• **Task directions**:
From the entries below, please gather each line containing the string "Only".

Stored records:
----
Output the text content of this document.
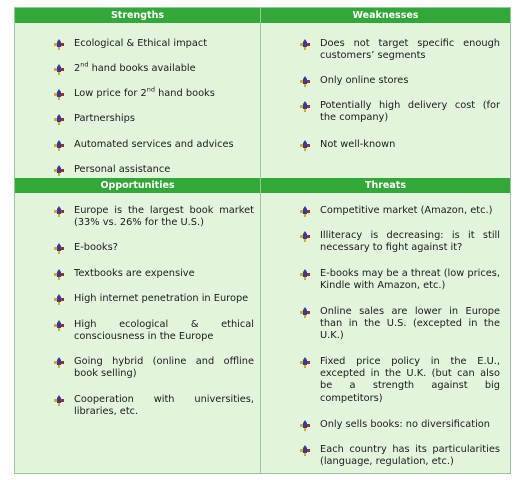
Strengths	Weaknesses
Opportunities	Threats
Ecological & Ethical impact
2nd hand books available
Low price for 2nd hand books
Partnerships
Automated services and advices
Personal assistance
Does not target specific enough customers’ segments
Only online stores
Potentially high delivery cost (for the company)
Not well-known
Europe is the largest book market (33% vs. 26% for the U.S.)
E-books?
Textbooks are expensive
High internet penetration in Europe
High ecological & ethical consciousness in the Europe
Going hybrid (online and offline book selling)
Cooperation with universities, libraries, etc.
Competitive market (Amazon, etc.)
Illiteracy is decreasing: is it still necessary to fight against it?
E-books may be a threat (low prices, Kindle with Amazon, etc.)
Online sales are lower in Europe than in the U.S. (excepted in the U.K.)
Fixed price policy in the E.U., excepted in the U.K. (but can also be a strength against big competitors)
Only sells books: no diversification
Each country has its particularities (language, regulation, etc.)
----
• **Full solution**:
Only online stores
Only sells books: no diversification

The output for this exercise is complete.